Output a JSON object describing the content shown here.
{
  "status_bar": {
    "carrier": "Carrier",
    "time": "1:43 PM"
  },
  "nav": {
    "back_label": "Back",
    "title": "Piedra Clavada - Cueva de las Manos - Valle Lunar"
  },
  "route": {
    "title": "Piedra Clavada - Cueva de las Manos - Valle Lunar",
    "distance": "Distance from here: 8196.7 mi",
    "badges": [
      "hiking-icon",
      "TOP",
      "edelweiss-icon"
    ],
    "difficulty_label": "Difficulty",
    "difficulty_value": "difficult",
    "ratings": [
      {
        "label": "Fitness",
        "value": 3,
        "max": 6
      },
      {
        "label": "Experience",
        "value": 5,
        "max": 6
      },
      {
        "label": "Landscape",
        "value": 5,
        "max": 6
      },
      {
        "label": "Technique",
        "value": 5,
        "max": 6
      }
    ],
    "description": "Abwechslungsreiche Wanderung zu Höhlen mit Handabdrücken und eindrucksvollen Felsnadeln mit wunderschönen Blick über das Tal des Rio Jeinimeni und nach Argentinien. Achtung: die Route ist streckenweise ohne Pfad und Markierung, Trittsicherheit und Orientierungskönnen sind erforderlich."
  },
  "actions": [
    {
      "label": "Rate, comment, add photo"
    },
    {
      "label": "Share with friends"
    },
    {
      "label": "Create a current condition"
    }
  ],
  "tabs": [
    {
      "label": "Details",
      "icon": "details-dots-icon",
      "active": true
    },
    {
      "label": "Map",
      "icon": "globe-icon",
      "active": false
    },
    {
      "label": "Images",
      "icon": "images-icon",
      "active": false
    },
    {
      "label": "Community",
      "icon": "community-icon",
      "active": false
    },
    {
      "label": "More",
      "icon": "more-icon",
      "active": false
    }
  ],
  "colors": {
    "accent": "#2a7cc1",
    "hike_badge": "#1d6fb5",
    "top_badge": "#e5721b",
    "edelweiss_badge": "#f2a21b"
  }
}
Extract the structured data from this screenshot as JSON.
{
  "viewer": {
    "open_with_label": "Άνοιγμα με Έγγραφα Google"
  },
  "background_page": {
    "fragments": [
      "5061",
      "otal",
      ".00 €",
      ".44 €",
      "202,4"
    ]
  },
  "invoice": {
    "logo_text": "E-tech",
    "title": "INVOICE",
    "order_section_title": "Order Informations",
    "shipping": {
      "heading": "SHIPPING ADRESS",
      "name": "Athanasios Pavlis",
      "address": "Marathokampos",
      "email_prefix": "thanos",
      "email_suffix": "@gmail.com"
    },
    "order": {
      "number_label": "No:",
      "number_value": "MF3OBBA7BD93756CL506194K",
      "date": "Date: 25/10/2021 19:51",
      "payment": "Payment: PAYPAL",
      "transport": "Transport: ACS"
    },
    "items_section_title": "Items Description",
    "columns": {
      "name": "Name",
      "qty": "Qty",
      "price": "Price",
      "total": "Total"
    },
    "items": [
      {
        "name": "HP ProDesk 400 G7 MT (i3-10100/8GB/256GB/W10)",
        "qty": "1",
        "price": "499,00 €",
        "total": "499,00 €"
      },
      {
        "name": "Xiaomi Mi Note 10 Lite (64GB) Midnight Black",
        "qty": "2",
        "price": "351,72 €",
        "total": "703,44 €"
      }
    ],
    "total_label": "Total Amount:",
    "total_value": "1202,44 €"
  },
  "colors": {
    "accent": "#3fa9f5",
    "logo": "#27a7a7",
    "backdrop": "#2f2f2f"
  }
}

Problem details:
Pull out and copy each line containing the string "icon".

Answer to this exercise:
      "hiking-icon",
      "edelweiss-icon"
      "icon": "details-dots-icon",
      "icon": "globe-icon",
      "icon": "images-icon",
      "icon": "community-icon",
      "icon": "more-icon",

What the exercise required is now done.